THE REQUEST -> Return only the number of lines holding the word "text".

[Dataset items]
━━━━━━━━

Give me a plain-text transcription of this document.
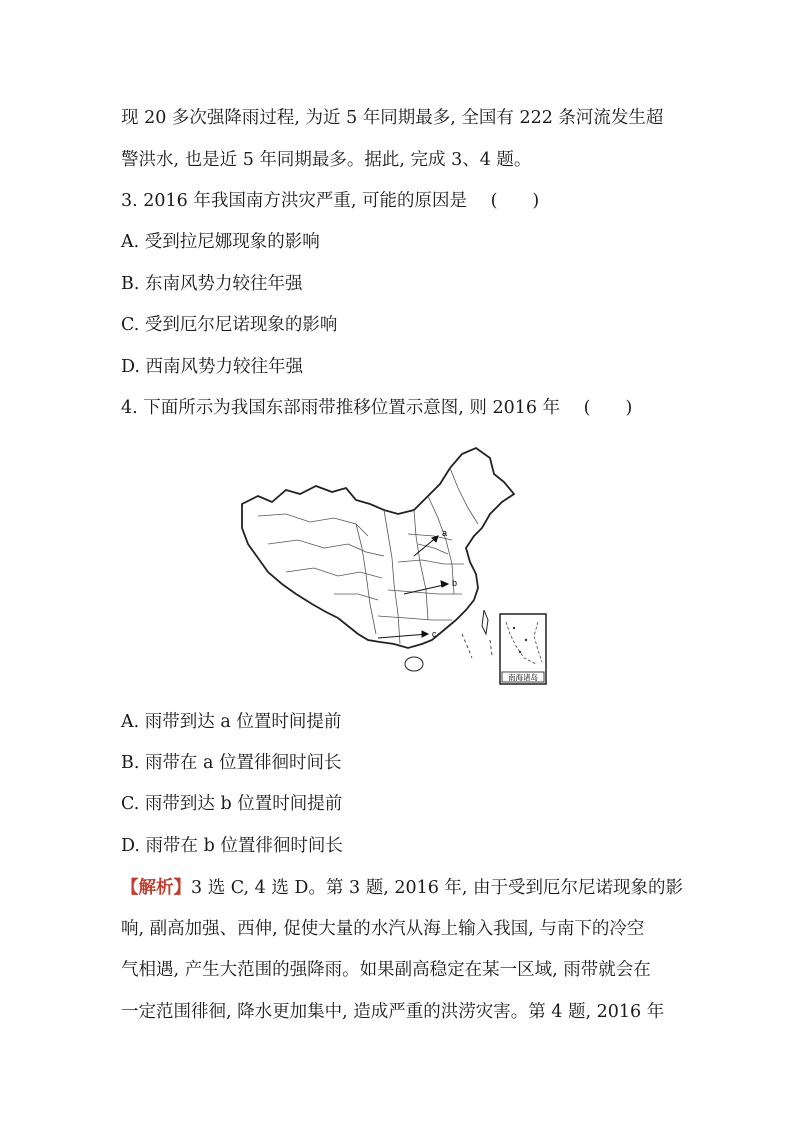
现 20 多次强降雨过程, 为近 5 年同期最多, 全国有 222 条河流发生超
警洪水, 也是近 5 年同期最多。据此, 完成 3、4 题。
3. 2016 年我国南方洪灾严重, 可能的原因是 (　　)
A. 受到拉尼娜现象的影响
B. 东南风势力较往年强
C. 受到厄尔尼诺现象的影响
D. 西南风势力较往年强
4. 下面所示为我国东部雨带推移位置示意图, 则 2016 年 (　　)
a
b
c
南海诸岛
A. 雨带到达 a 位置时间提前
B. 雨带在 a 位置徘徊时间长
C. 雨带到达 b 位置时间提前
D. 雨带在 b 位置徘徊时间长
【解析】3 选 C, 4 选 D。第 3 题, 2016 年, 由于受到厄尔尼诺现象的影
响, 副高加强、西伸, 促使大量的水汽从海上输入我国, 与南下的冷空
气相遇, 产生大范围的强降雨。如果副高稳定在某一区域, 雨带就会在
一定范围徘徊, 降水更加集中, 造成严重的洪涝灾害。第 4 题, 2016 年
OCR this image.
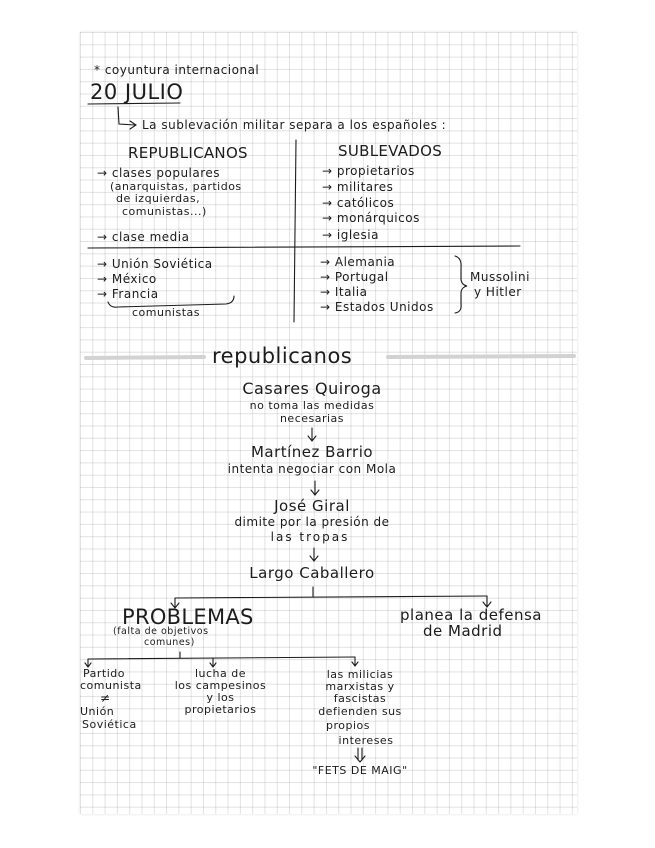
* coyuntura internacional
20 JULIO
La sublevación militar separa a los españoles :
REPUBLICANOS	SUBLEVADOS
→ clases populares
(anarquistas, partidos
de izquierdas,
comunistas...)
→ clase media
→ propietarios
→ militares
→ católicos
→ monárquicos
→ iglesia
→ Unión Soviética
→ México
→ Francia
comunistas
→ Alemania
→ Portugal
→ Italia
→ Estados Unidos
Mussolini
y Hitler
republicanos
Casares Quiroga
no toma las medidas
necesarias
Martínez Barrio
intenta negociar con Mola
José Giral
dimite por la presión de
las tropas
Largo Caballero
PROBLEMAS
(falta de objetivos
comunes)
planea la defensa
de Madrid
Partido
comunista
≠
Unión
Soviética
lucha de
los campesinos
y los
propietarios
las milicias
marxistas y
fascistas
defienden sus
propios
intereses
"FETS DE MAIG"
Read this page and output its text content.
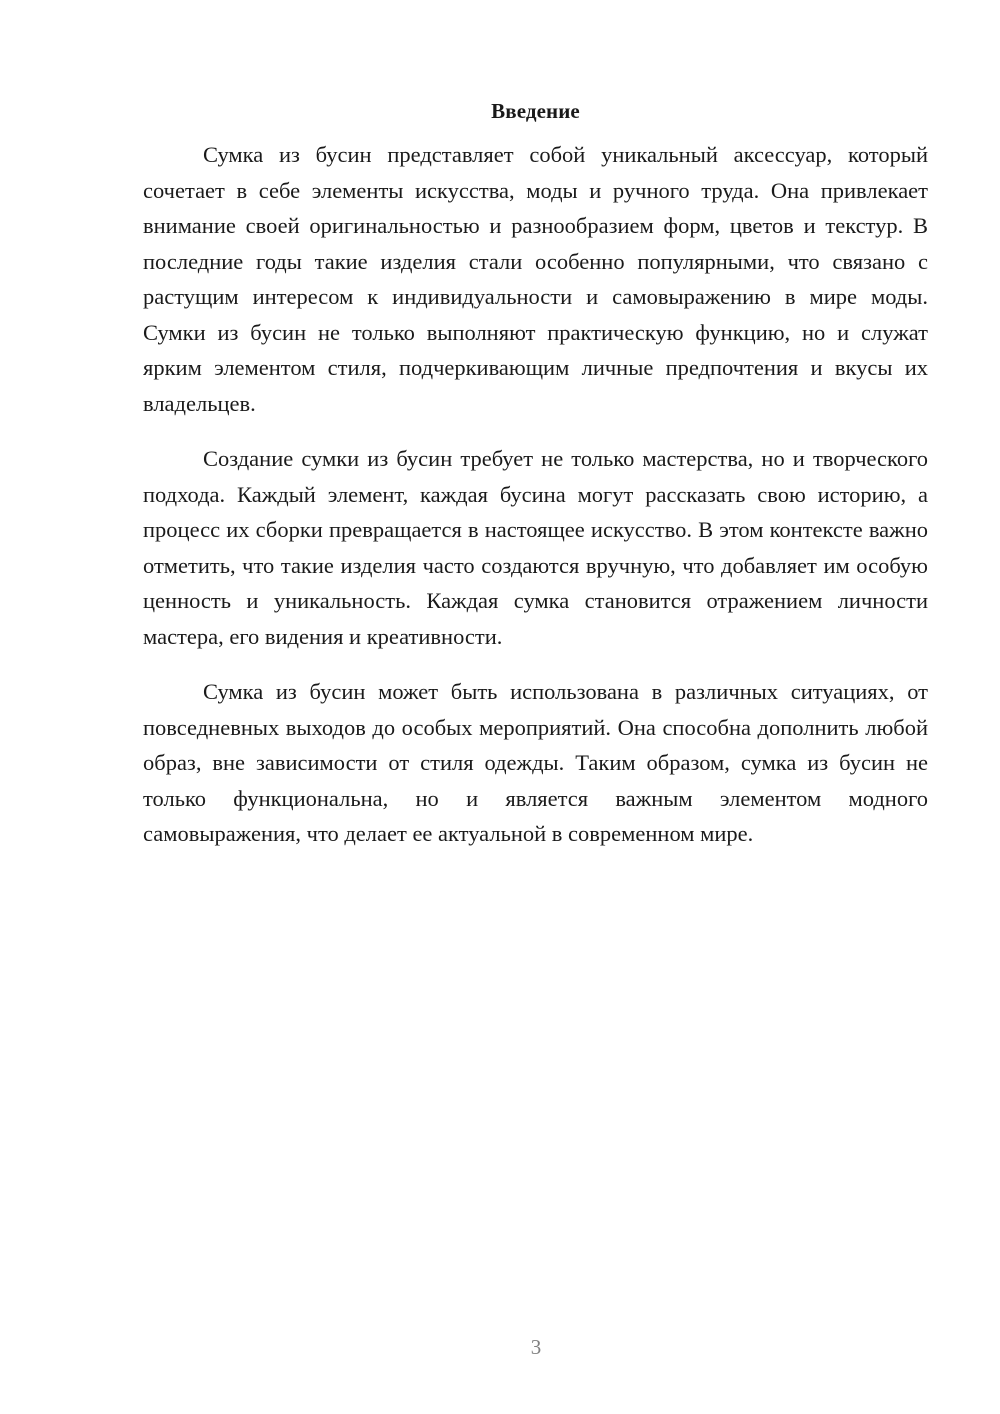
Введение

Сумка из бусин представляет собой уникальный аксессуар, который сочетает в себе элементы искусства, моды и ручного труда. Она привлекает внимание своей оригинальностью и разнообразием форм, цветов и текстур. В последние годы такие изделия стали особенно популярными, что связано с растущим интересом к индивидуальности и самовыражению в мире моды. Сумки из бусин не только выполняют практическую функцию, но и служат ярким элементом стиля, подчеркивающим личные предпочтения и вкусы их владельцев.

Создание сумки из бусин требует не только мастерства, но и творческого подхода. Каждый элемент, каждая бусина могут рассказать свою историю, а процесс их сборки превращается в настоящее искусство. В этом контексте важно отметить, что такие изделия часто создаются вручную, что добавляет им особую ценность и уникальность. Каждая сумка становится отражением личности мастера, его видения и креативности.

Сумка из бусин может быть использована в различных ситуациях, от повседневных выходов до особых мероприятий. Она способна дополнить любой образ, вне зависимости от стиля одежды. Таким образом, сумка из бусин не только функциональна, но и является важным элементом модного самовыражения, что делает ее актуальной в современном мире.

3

━━━━━━━━

OUTPUT OF THE TASK -> 2